## Aim
Copy everything in the listing below word for word, apart from any images.

Part of a data file
--------
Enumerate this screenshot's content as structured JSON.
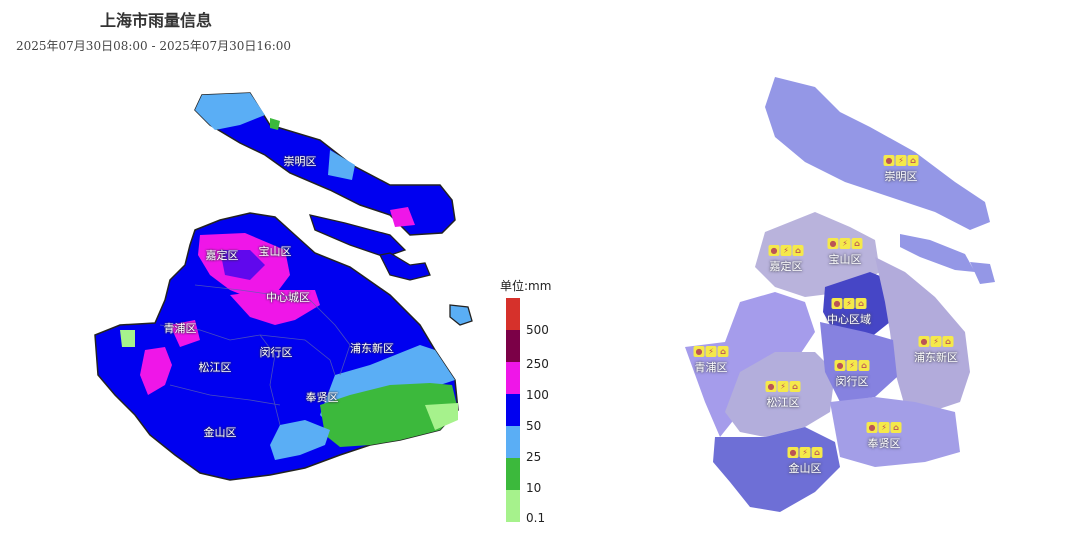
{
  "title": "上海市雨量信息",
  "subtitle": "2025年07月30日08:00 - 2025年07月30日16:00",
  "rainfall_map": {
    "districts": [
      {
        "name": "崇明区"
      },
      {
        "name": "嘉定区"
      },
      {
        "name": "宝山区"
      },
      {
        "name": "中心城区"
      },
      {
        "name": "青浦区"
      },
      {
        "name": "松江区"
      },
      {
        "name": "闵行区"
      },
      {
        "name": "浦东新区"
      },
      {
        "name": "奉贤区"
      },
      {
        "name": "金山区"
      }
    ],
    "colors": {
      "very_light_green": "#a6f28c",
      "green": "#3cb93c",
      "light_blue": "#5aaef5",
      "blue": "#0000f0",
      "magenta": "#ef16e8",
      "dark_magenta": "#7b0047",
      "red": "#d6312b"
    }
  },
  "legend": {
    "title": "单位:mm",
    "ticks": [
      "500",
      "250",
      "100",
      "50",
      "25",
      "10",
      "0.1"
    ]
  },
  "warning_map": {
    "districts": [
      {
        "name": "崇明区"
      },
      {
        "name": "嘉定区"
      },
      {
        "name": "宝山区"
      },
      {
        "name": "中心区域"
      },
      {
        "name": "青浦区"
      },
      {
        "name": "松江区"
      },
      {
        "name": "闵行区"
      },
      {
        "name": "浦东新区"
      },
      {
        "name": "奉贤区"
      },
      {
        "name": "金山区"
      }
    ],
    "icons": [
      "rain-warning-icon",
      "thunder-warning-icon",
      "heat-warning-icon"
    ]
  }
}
--------
## Answer to this task
Enumerate this screenshot's content as structured JSON.
{
  "title": "上海市雨量信息",
  "subtitle": "2025年07月30日08:00 - 2025年07月30日16:00",
  "rainfall_map": {
    "districts": [
      {
        "name": "崇明区"
      },
      {
        "name": "嘉定区"
      },
      {
        "name": "宝山区"
      },
      {
        "name": "中心城区"
      },
      {
        "name": "青浦区"
      },
      {
        "name": "松江区"
      },
      {
        "name": "闵行区"
      },
      {
        "name": "浦东新区"
      },
      {
        "name": "奉贤区"
      },
      {
        "name": "金山区"
      }
    ],
    "colors": {
      "very_light_green": "#a6f28c",
      "green": "#3cb93c",
      "light_blue": "#5aaef5",
      "blue": "#0000f0",
      "magenta": "#ef16e8",
      "dark_magenta": "#7b0047",
      "red": "#d6312b"
    }
  },
  "legend": {
    "title": "单位:mm",
    "ticks": [
      "500",
      "250",
      "100",
      "50",
      "25",
      "10",
      "0.1"
    ]
  },
  "warning_map": {
    "districts": [
      {
        "name": "崇明区"
      },
      {
        "name": "嘉定区"
      },
      {
        "name": "宝山区"
      },
      {
        "name": "中心区域"
      },
      {
        "name": "青浦区"
      },
      {
        "name": "松江区"
      },
      {
        "name": "闵行区"
      },
      {
        "name": "浦东新区"
      },
      {
        "name": "奉贤区"
      },
      {
        "name": "金山区"
      }
    ],
    "icons": [
      "rain-warning-icon",
      "thunder-warning-icon",
      "heat-warning-icon"
    ]
  }
}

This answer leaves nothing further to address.